__Provided data__
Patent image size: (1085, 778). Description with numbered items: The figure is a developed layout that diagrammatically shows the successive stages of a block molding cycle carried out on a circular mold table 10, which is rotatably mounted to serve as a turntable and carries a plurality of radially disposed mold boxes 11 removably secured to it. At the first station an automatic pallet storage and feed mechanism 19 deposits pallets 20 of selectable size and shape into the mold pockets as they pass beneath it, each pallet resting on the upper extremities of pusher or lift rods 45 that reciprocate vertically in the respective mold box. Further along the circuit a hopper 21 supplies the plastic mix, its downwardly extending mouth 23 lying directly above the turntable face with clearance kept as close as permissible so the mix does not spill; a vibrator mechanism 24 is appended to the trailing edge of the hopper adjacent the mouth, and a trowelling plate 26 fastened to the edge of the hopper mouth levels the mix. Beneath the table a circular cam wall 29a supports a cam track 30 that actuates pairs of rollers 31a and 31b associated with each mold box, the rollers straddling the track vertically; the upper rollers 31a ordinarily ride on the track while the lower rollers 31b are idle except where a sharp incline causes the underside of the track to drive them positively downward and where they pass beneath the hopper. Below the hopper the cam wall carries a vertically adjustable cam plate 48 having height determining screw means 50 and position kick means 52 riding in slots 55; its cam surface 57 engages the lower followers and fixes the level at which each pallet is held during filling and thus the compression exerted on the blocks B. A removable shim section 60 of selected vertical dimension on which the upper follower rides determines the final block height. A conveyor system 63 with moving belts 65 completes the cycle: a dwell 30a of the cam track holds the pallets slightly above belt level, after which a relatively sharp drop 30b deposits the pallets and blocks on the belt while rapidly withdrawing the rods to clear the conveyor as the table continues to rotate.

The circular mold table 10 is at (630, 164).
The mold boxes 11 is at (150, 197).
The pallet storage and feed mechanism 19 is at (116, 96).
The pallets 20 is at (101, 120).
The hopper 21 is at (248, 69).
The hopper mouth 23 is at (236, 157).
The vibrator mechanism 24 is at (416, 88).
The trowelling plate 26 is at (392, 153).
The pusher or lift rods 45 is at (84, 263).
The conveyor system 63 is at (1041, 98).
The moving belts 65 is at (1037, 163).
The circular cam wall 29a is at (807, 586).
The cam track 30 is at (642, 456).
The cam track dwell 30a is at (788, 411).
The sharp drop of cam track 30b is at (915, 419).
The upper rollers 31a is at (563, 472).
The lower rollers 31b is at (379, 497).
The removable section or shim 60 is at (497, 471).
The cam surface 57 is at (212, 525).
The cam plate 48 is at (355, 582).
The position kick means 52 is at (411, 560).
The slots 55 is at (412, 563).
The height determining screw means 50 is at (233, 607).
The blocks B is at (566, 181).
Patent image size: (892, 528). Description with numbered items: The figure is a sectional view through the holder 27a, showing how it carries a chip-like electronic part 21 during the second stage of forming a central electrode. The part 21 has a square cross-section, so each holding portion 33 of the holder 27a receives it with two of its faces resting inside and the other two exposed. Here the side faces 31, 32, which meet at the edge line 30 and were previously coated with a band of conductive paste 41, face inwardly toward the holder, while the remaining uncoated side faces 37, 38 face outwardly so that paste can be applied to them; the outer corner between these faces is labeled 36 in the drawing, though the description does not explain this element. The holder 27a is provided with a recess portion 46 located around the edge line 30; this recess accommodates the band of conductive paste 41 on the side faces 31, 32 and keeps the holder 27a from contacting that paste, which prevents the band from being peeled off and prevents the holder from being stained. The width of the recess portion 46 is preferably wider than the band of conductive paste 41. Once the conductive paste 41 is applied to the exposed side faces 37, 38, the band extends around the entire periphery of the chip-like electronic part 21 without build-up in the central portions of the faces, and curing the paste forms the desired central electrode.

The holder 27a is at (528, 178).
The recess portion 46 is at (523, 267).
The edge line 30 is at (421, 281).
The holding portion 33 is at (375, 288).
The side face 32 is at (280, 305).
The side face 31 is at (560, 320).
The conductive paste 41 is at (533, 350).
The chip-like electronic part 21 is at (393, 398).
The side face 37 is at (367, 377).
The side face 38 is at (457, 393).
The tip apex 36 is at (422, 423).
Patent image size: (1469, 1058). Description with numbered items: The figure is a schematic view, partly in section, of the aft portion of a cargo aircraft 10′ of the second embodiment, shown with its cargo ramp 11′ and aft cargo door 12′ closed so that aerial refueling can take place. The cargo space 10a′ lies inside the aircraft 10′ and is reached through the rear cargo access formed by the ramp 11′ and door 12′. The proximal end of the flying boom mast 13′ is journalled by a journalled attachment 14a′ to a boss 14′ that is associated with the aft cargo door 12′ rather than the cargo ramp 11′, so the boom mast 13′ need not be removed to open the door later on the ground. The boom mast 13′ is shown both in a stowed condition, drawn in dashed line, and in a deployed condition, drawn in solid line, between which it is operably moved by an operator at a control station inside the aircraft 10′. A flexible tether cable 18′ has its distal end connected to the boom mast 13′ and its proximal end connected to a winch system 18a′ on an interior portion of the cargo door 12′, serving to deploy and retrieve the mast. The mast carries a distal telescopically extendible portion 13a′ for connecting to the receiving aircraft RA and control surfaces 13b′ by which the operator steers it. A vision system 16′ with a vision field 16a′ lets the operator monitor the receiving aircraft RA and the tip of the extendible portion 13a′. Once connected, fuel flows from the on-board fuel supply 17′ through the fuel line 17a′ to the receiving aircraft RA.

__Aim__
Please give every line of the records above as a Markdown table with the columns Row and Line, numbering the rows in order. Leave out the blank lines.

__Result below__
| Row | Line |
|---|---|
| 1 | Patent image size: (1085, 778). Description with numbered items: The figure is a developed layout that diagrammatically shows the successive stages of a block molding cycle carried out on a circular mold table 10, which is rotatably mounted to serve as a turntable and carries a plurality of radially disposed mold boxes 11 removably secured to it. At the first station an automatic pallet storage and feed mechanism 19 deposits pallets 20 of selectable size and shape into the mold pockets as they pass beneath it, each pallet resting on the upper extremities of pusher or lift rods 45 that reciprocate vertically in the respective mold box. Further along the circuit a hopper 21 supplies the plastic mix, its downwardly extending mouth 23 lying directly above the turntable face with clearance kept as close as permissible so the mix does not spill; a vibrator mechanism 24 is appended to the trailing edge of the hopper adjacent the mouth, and a trowelling plate 26 fastened to the edge of the hopper mouth levels the mix. Beneath the table a circular cam wall 29a supports a cam track 30 that actuates pairs of rollers 31a and 31b associated with each mold box, the rollers straddling the track vertically; the upper rollers 31a ordinarily ride on the track while the lower rollers 31b are idle except where a sharp incline causes the underside of the track to drive them positively downward and where they pass beneath the hopper. Below the hopper the cam wall carries a vertically adjustable cam plate 48 having height determining screw means 50 and position kick means 52 riding in slots 55; its cam surface 57 engages the lower followers and fixes the level at which each pallet is held during filling and thus the compression exerted on the blocks B. A removable shim section 60 of selected vertical dimension on which the upper follower rides determines the final block height. A conveyor system 63 with moving belts 65 completes the cycle: a dwell 30a of the cam track holds the pallets slightly above belt level, after which a relatively sharp drop 30b deposits the pallets and blocks on the belt while rapidly withdrawing the rods to clear the conveyor as the table continues to rotate. |
| 2 | The circular mold table 10 is at (630, 164). |
| 3 | The mold boxes 11 is at (150, 197). |
| 4 | The pallet storage and feed mechanism 19 is at (116, 96). |
| 5 | The pallets 20 is at (101, 120). |
| 6 | The hopper 21 is at (248, 69). |
| 7 | The hopper mouth 23 is at (236, 157). |
| 8 | The vibrator mechanism 24 is at (416, 88). |
| 9 | The trowelling plate 26 is at (392, 153). |
| 10 | The pusher or lift rods 45 is at (84, 263). |
| 11 | The conveyor system 63 is at (1041, 98). |
| 12 | The moving belts 65 is at (1037, 163). |
| 13 | The circular cam wall 29a is at (807, 586). |
| 14 | The cam track 30 is at (642, 456). |
| 15 | The cam track dwell 30a is at (788, 411). |
| 16 | The sharp drop of cam track 30b is at (915, 419). |
| 17 | The upper rollers 31a is at (563, 472). |
| 18 | The lower rollers 31b is at (379, 497). |
| 19 | The removable section or shim 60 is at (497, 471). |
| 20 | The cam surface 57 is at (212, 525). |
| 21 | The cam plate 48 is at (355, 582). |
| 22 | The position kick means 52 is at (411, 560). |
| 23 | The slots 55 is at (412, 563). |
| 24 | The height determining screw means 50 is at (233, 607). |
| 25 | The blocks B is at (566, 181). |
| 26 | Patent image size: (892, 528). Description with numbered items: The figure is a sectional view through the holder 27a, showing how it carries a chip-like electronic part 21 during the second stage of forming a central electrode. The part 21 has a square cross-section, so each holding portion 33 of the holder 27a receives it with two of its faces resting inside and the other two exposed. Here the side faces 31, 32, which meet at the edge line 30 and were previously coated with a band of conductive paste 41, face inwardly toward the holder, while the remaining uncoated side faces 37, 38 face outwardly so that paste can be applied to them; the outer corner between these faces is labeled 36 in the drawing, though the description does not explain this element. The holder 27a is provided with a recess portion 46 located around the edge line 30; this recess accommodates the band of conductive paste 41 on the side faces 31, 32 and keeps the holder 27a from contacting that paste, which prevents the band from being peeled off and prevents the holder from being stained. The width of the recess portion 46 is preferably wider than the band of conductive paste 41. Once the conductive paste 41 is applied to the exposed side faces 37, 38, the band extends around the entire periphery of the chip-like electronic part 21 without build-up in the central portions of the faces, and curing the paste forms the desired central electrode. |
| 27 | The holder 27a is at (528, 178). |
| 28 | The recess portion 46 is at (523, 267). |
| 29 | The edge line 30 is at (421, 281). |
| 30 | The holding portion 33 is at (375, 288). |
| 31 | The side face 32 is at (280, 305). |
| 32 | The side face 31 is at (560, 320). |
| 33 | The conductive paste 41 is at (533, 350). |
| 34 | The chip-like electronic part 21 is at (393, 398). |
| 35 | The side face 37 is at (367, 377). |
| 36 | The side face 38 is at (457, 393). |
| 37 | The tip apex 36 is at (422, 423). |
| 38 | Patent image size: (1469, 1058). Description with numbered items: The figure is a schematic view, partly in section, of the aft portion of a cargo aircraft 10′ of the second embodiment, shown with its cargo ramp 11′ and aft cargo door 12′ closed so that aerial refueling can take place. The cargo space 10a′ lies inside the aircraft 10′ and is reached through the rear cargo access formed by the ramp 11′ and door 12′. The proximal end of the flying boom mast 13′ is journalled by a journalled attachment 14a′ to a boss 14′ that is associated with the aft cargo door 12′ rather than the cargo ramp 11′, so the boom mast 13′ need not be removed to open the door later on the ground. The boom mast 13′ is shown both in a stowed condition, drawn in dashed line, and in a deployed condition, drawn in solid line, between which it is operably moved by an operator at a control station inside the aircraft 10′. A flexible tether cable 18′ has its distal end connected to the boom mast 13′ and its proximal end connected to a winch system 18a′ on an interior portion of the cargo door 12′, serving to deploy and retrieve the mast. The mast carries a distal telescopically extendible portion 13a′ for connecting to the receiving aircraft RA and control surfaces 13b′ by which the operator steers it. A vision system 16′ with a vision field 16a′ lets the operator monitor the receiving aircraft RA and the tip of the extendible portion 13a′. Once connected, fuel flows from the on-board fuel supply 17′ through the fuel line 17a′ to the receiving aircraft RA. |